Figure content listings
··········

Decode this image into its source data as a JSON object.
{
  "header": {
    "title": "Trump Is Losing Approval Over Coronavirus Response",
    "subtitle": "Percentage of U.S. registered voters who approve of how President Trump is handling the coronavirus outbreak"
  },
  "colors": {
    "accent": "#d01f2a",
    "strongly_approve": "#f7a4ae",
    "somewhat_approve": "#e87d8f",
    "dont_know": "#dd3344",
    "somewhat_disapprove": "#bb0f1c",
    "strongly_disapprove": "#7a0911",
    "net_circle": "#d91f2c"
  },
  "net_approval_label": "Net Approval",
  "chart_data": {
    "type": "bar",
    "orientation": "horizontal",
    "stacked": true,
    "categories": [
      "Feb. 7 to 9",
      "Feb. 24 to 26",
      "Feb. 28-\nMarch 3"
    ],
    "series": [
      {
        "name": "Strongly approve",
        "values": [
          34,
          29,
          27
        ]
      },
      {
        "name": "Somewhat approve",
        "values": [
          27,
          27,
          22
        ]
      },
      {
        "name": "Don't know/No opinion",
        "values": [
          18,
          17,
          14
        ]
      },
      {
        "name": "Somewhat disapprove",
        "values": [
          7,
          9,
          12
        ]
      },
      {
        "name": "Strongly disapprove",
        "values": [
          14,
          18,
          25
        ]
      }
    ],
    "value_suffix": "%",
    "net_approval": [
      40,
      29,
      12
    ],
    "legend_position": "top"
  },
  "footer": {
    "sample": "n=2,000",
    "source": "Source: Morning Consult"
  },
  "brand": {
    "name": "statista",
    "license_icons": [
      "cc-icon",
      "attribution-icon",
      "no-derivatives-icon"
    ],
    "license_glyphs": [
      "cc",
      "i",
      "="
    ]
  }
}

··········

What is being asked: Look through the entries and return every line where "Trump" appears.

Output:
    "title": "Trump Is Losing Approval Over Coronavirus Response",
    "subtitle": "Percentage of U.S. registered voters who approve of how President Trump is handling the coronavirus outbreak"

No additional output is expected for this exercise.